▶ Task requirements
From the material below, list every line containing "text".

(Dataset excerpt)
============

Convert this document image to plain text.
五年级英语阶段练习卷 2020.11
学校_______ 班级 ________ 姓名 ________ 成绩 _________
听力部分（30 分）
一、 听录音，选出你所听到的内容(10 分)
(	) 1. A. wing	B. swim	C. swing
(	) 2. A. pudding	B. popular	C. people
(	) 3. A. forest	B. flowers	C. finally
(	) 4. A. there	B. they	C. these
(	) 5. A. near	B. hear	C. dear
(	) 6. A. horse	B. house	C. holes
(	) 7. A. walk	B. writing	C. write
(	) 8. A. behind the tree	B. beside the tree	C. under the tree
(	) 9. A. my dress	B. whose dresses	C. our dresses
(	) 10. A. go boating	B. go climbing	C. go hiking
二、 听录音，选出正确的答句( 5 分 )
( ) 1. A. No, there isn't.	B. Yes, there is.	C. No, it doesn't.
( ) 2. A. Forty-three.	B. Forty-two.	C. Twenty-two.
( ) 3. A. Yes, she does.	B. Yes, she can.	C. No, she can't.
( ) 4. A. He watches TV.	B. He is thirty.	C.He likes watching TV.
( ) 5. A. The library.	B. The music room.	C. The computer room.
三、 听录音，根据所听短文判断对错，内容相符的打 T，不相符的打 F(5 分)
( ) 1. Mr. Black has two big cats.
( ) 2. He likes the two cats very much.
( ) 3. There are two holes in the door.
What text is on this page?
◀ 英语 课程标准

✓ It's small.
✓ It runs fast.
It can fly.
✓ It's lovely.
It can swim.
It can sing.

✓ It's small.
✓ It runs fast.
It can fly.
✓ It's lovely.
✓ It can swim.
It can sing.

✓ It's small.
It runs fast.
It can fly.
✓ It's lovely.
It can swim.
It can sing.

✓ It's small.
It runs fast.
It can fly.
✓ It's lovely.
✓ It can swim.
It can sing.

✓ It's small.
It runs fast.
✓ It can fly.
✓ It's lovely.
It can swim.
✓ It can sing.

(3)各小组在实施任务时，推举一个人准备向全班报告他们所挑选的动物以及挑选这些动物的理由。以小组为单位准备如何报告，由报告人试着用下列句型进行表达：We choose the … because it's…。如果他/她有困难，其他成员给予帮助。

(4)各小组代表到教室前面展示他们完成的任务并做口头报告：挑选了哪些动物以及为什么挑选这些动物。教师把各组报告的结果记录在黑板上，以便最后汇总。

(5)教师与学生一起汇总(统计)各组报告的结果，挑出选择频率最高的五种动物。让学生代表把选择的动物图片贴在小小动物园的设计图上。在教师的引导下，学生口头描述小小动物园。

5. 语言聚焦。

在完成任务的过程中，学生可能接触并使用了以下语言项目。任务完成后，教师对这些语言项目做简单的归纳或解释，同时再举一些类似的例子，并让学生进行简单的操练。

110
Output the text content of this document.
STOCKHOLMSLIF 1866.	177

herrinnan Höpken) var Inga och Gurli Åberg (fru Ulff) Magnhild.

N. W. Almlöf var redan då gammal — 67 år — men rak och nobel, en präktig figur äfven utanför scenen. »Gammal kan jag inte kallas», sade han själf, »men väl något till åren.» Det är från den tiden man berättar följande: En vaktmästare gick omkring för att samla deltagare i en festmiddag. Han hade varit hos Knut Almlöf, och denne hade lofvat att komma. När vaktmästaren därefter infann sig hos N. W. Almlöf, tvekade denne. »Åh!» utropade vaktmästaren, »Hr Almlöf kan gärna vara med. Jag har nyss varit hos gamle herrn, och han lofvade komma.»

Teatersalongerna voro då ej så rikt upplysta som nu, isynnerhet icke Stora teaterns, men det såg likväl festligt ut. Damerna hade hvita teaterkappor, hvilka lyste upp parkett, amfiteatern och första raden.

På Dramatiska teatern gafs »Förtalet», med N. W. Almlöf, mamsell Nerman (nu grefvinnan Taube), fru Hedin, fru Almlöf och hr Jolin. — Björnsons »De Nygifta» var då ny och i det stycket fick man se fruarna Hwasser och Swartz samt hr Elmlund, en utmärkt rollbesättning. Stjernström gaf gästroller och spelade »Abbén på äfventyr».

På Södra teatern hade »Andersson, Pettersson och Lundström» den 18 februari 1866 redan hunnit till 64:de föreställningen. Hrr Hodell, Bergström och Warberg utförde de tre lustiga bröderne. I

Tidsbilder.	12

============

▶ Exercise answer
Convert this document image to plain text.
What text is on this page?
Output the text content of this document.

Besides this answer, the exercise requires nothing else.